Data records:
(begin)

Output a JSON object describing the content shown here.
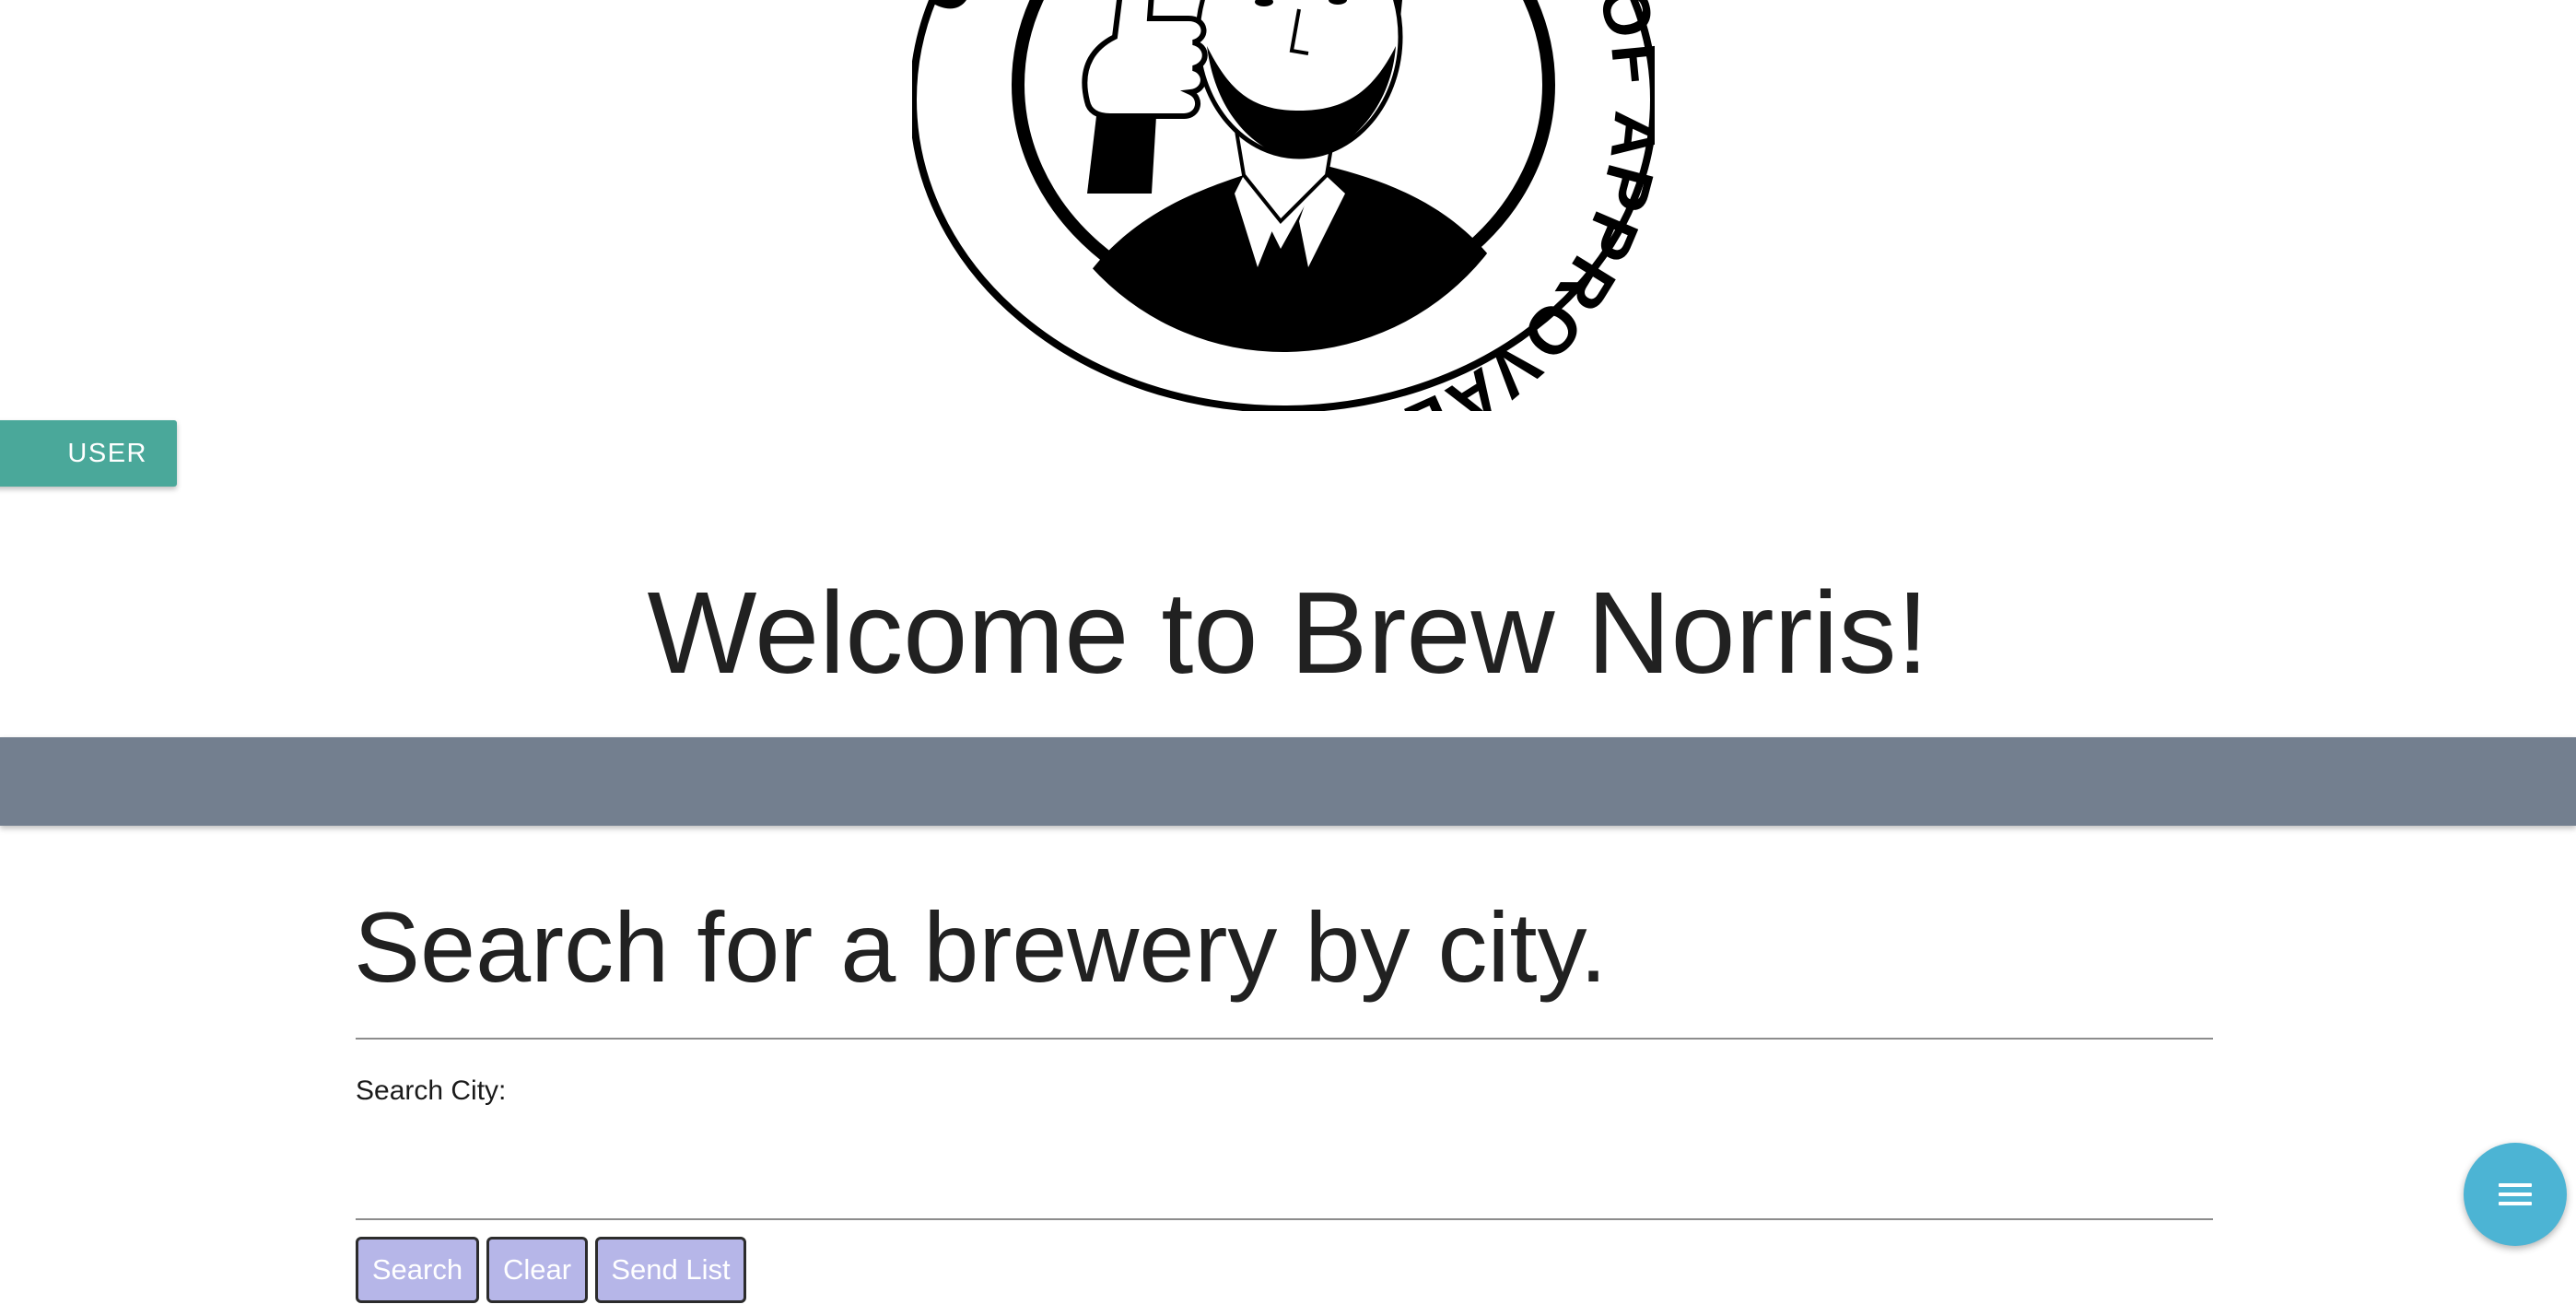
{
  "logo": {
    "ring_text": "CHUCK NORRIS STAMP OF APPROVAL",
    "icon": "thumbs-up-portrait-stamp-icon"
  },
  "user_guide": {
    "label": "USER GUIDE"
  },
  "welcome": {
    "title": "Welcome to Brew Norris!"
  },
  "search": {
    "heading": "Search for a brewery by city.",
    "city_label": "Search City:",
    "city_value": "",
    "buttons": {
      "search": "Search",
      "clear": "Clear",
      "send_list": "Send List"
    }
  },
  "fab": {
    "icon": "menu-icon"
  },
  "colors": {
    "user_guide_bg": "#4aa89a",
    "band": "#737f8f",
    "button_bg": "#b6b6e8",
    "fab_bg": "#4cb4d4"
  }
}
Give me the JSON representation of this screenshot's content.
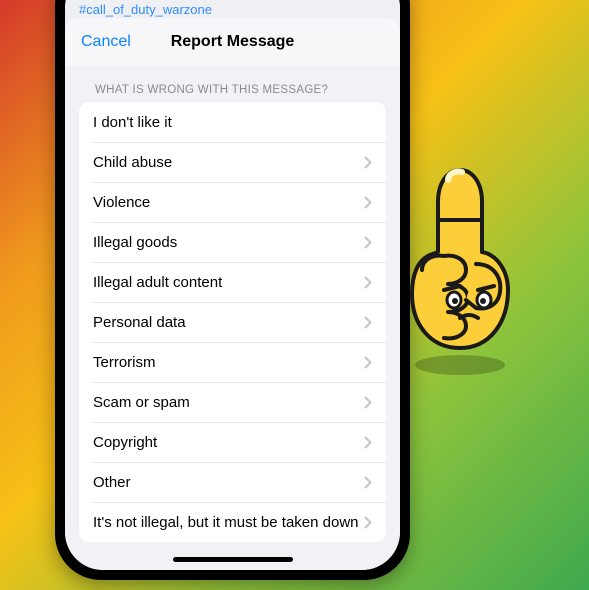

(end)

**Aim of the task:** Retype the records exactly. Any image in them should not appear in what you write.

**Response to the exercise:**
Output a JSON object describing the content shown here.
{
  "logo": {
    "ring_text": "CHUCK NORRIS STAMP OF APPROVAL",
    "icon": "thumbs-up-portrait-stamp-icon"
  },
  "user_guide": {
    "label": "USER GUIDE"
  },
  "welcome": {
    "title": "Welcome to Brew Norris!"
  },
  "search": {
    "heading": "Search for a brewery by city.",
    "city_label": "Search City:",
    "city_value": "",
    "buttons": {
      "search": "Search",
      "clear": "Clear",
      "send_list": "Send List"
    }
  },
  "fab": {
    "icon": "menu-icon"
  },
  "colors": {
    "user_guide_bg": "#4aa89a",
    "band": "#737f8f",
    "button_bg": "#b6b6e8",
    "fab_bg": "#4cb4d4"
  }
}
Give me the JSON representation of this screenshot's content.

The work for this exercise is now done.